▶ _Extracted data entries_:
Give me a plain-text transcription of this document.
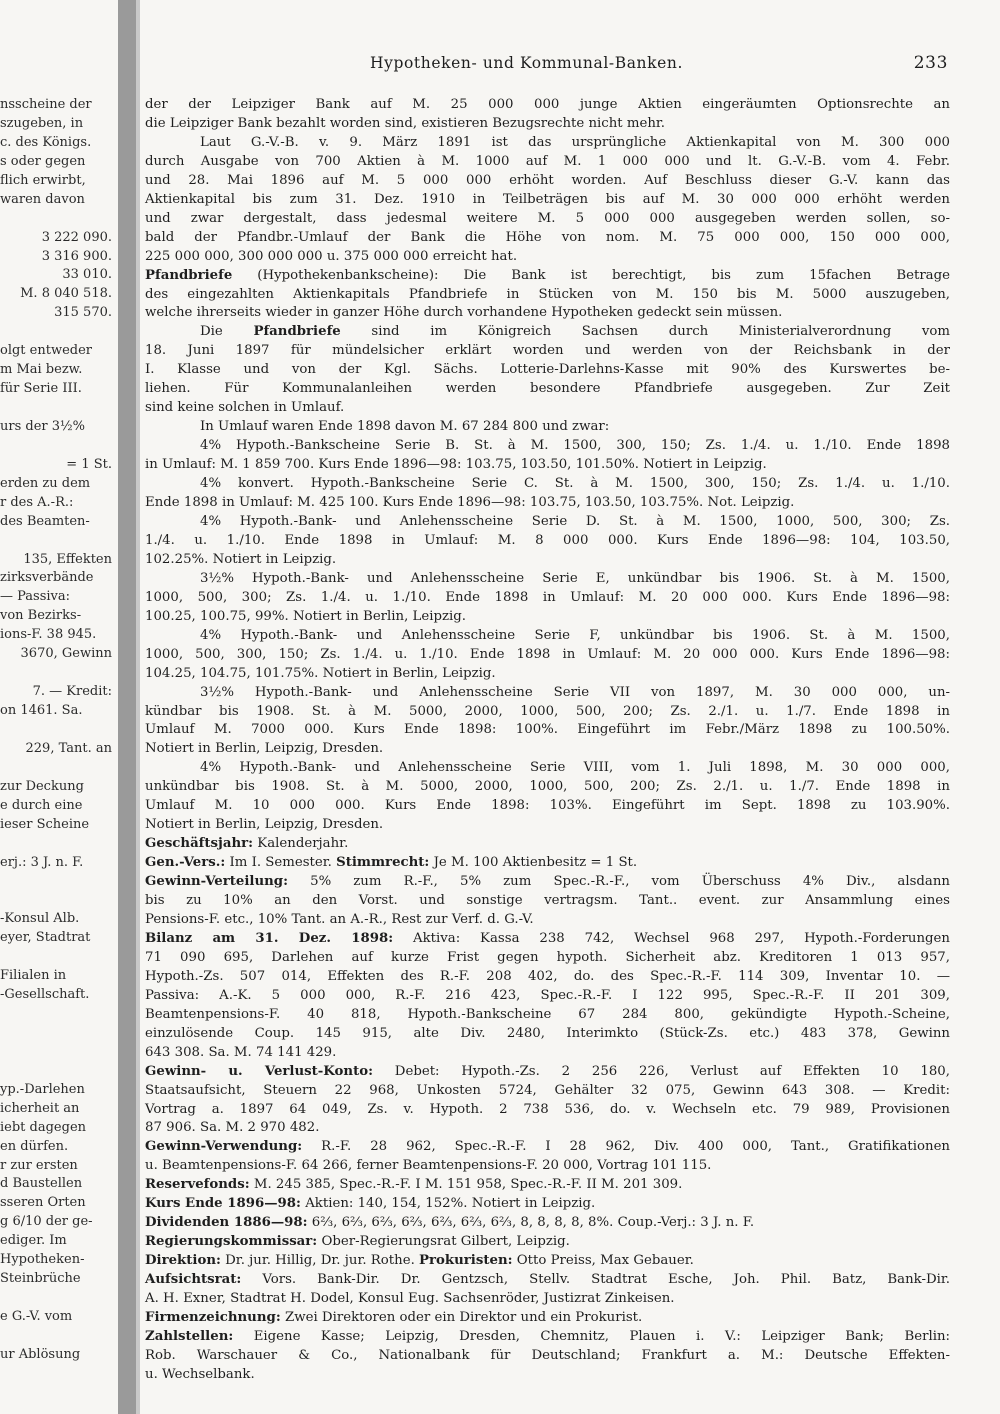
nsscheine der
szugeben, in
c. des Königs.
s oder gegen
flich erwirbt,
waren davon

3 222 090.
3 316 900.
33 010.
M. 8 040 518.
315 570.

olgt entweder
m Mai bezw.
für Serie III.

urs der 3½%

= 1 St.
erden zu dem
r des A.-R.:
des Beamten-

135, Effekten
zirksverbände
— Passiva:
von Bezirks-
ions-F. 38 945.
3670, Gewinn

7. — Kredit:
on 1461. Sa.

229, Tant. an

zur Deckung
e durch eine
ieser Scheine

erj.: 3 J. n. F.

-Konsul Alb.
eyer, Stadtrat

Filialen in
-Gesellschaft.

yp.-Darlehen
icherheit an
iebt dagegen
en dürfen.
r zur ersten
d Baustellen
sseren Orten
g 6/10 der ge-
ediger. Im
Hypotheken-
Steinbrüche

e G.-V. vom

ur Ablösung
Hypotheken- und Kommunal-Banken.	233

der der Leipziger Bank auf M. 25 000 000 junge Aktien eingeräumten Optionsrechte an

die Leipziger Bank bezahlt worden sind, existieren Bezugsrechte nicht mehr.

Laut G.-V.-B. v. 9. März 1891 ist das ursprüngliche Aktienkapital von M. 300 000

durch Ausgabe von 700 Aktien à M. 1000 auf M. 1 000 000 und lt. G.-V.-B. vom 4. Febr.

und 28. Mai 1896 auf M. 5 000 000 erhöht worden. Auf Beschluss dieser G.-V. kann das

Aktienkapital bis zum 31. Dez. 1910 in Teilbeträgen bis auf M. 30 000 000 erhöht werden

und zwar dergestalt, dass jedesmal weitere M. 5 000 000 ausgegeben werden sollen, so-

bald der Pfandbr.-Umlauf der Bank die Höhe von nom. M. 75 000 000, 150 000 000,

225 000 000, 300 000 000 u. 375 000 000 erreicht hat.

Pfandbriefe (Hypothekenbankscheine): Die Bank ist berechtigt, bis zum 15fachen Betrage

des eingezahlten Aktienkapitals Pfandbriefe in Stücken von M. 150 bis M. 5000 auszugeben,

welche ihrerseits wieder in ganzer Höhe durch vorhandene Hypotheken gedeckt sein müssen.

Die Pfandbriefe sind im Königreich Sachsen durch Ministerialverordnung vom

18. Juni 1897 für mündelsicher erklärt worden und werden von der Reichsbank in der

I. Klasse und von der Kgl. Sächs. Lotterie-Darlehns-Kasse mit 90% des Kurswertes be-

liehen. Für Kommunalanleihen werden besondere Pfandbriefe ausgegeben. Zur Zeit

sind keine solchen in Umlauf.

In Umlauf waren Ende 1898 davon M. 67 284 800 und zwar:

4% Hypoth.-Bankscheine Serie B. St. à M. 1500, 300, 150; Zs. 1./4. u. 1./10. Ende 1898

in Umlauf: M. 1 859 700. Kurs Ende 1896—98: 103.75, 103.50, 101.50%. Notiert in Leipzig.

4% konvert. Hypoth.-Bankscheine Serie C. St. à M. 1500, 300, 150; Zs. 1./4. u. 1./10.

Ende 1898 in Umlauf: M. 425 100. Kurs Ende 1896—98: 103.75, 103.50, 103.75%. Not. Leipzig.

4% Hypoth.-Bank- und Anlehensscheine Serie D. St. à M. 1500, 1000, 500, 300; Zs.

1./4. u. 1./10. Ende 1898 in Umlauf: M. 8 000 000. Kurs Ende 1896—98: 104, 103.50,

102.25%. Notiert in Leipzig.

3½% Hypoth.-Bank- und Anlehensscheine Serie E, unkündbar bis 1906. St. à M. 1500,

1000, 500, 300; Zs. 1./4. u. 1./10. Ende 1898 in Umlauf: M. 20 000 000. Kurs Ende 1896—98:

100.25, 100.75, 99%. Notiert in Berlin, Leipzig.

4% Hypoth.-Bank- und Anlehensscheine Serie F, unkündbar bis 1906. St. à M. 1500,

1000, 500, 300, 150; Zs. 1./4. u. 1./10. Ende 1898 in Umlauf: M. 20 000 000. Kurs Ende 1896—98:

104.25, 104.75, 101.75%. Notiert in Berlin, Leipzig.

3½% Hypoth.-Bank- und Anlehensscheine Serie VII von 1897, M. 30 000 000, un-

kündbar bis 1908. St. à M. 5000, 2000, 1000, 500, 200; Zs. 2./1. u. 1./7. Ende 1898 in

Umlauf M. 7000 000. Kurs Ende 1898: 100%. Eingeführt im Febr./März 1898 zu 100.50%.

Notiert in Berlin, Leipzig, Dresden.

4% Hypoth.-Bank- und Anlehensscheine Serie VIII, vom 1. Juli 1898, M. 30 000 000,

unkündbar bis 1908. St. à M. 5000, 2000, 1000, 500, 200; Zs. 2./1. u. 1./7. Ende 1898 in

Umlauf M. 10 000 000. Kurs Ende 1898: 103%. Eingeführt im Sept. 1898 zu 103.90%.

Notiert in Berlin, Leipzig, Dresden.

Geschäftsjahr: Kalenderjahr.

Gen.-Vers.: Im I. Semester. Stimmrecht: Je M. 100 Aktienbesitz = 1 St.

Gewinn-Verteilung: 5% zum R.-F., 5% zum Spec.-R.-F., vom Überschuss 4% Div., alsdann

bis zu 10% an den Vorst. und sonstige vertragsm. Tant.. event. zur Ansammlung eines

Pensions-F. etc., 10% Tant. an A.-R., Rest zur Verf. d. G.-V.

Bilanz am 31. Dez. 1898: Aktiva: Kassa 238 742, Wechsel 968 297, Hypoth.-Forderungen

71 090 695, Darlehen auf kurze Frist gegen hypoth. Sicherheit abz. Kreditoren 1 013 957,

Hypoth.-Zs. 507 014, Effekten des R.-F. 208 402, do. des Spec.-R.-F. 114 309, Inventar 10. —

Passiva: A.-K. 5 000 000, R.-F. 216 423, Spec.-R.-F. I 122 995, Spec.-R.-F. II 201 309,

Beamtenpensions-F. 40 818, Hypoth.-Bankscheine 67 284 800, gekündigte Hypoth.-Scheine,

einzulösende Coup. 145 915, alte Div. 2480, Interimkto (Stück-Zs. etc.) 483 378, Gewinn

643 308. Sa. M. 74 141 429.

Gewinn- u. Verlust-Konto: Debet: Hypoth.-Zs. 2 256 226, Verlust auf Effekten 10 180,

Staatsaufsicht, Steuern 22 968, Unkosten 5724, Gehälter 32 075, Gewinn 643 308. — Kredit:

Vortrag a. 1897 64 049, Zs. v. Hypoth. 2 738 536, do. v. Wechseln etc. 79 989, Provisionen

87 906. Sa. M. 2 970 482.

Gewinn-Verwendung: R.-F. 28 962, Spec.-R.-F. I 28 962, Div. 400 000, Tant., Gratifikationen

u. Beamtenpensions-F. 64 266, ferner Beamtenpensions-F. 20 000, Vortrag 101 115.

Reservefonds: M. 245 385, Spec.-R.-F. I M. 151 958, Spec.-R.-F. II M. 201 309.

Kurs Ende 1896—98: Aktien: 140, 154, 152%. Notiert in Leipzig.

Dividenden 1886—98: 6⅔, 6⅔, 6⅔, 6⅔, 6⅔, 6⅔, 6⅔, 8, 8, 8, 8, 8%. Coup.-Verj.: 3 J. n. F.

Regierungskommissar: Ober-Regierungsrat Gilbert, Leipzig.

Direktion: Dr. jur. Hillig, Dr. jur. Rothe. Prokuristen: Otto Preiss, Max Gebauer.

Aufsichtsrat: Vors. Bank-Dir. Dr. Gentzsch, Stellv. Stadtrat Esche, Joh. Phil. Batz, Bank-Dir.

A. H. Exner, Stadtrat H. Dodel, Konsul Eug. Sachsenröder, Justizrat Zinkeisen.

Firmenzeichnung: Zwei Direktoren oder ein Direktor und ein Prokurist.

Zahlstellen: Eigene Kasse; Leipzig, Dresden, Chemnitz, Plauen i. V.: Leipziger Bank; Berlin:

Rob. Warschauer & Co., Nationalbank für Deutschland; Frankfurt a. M.: Deutsche Effekten-

u. Wechselbank.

▶ _GIVEN REQUEST_: Reproduce every line of the listing above in which the string "Notiert" appears.

▶ _RESULT OF THIS EXERCISE_:
in Umlauf: M. 1 859 700. Kurs Ende 1896—98: 103.75, 103.50, 101.50%. Notiert in Leipzig.
102.25%. Notiert in Leipzig.
100.25, 100.75, 99%. Notiert in Berlin, Leipzig.
104.25, 104.75, 101.75%. Notiert in Berlin, Leipzig.
Notiert in Berlin, Leipzig, Dresden.
Notiert in Berlin, Leipzig, Dresden.
Kurs Ende 1896—98: Aktien: 140, 154, 152%. Notiert in Leipzig.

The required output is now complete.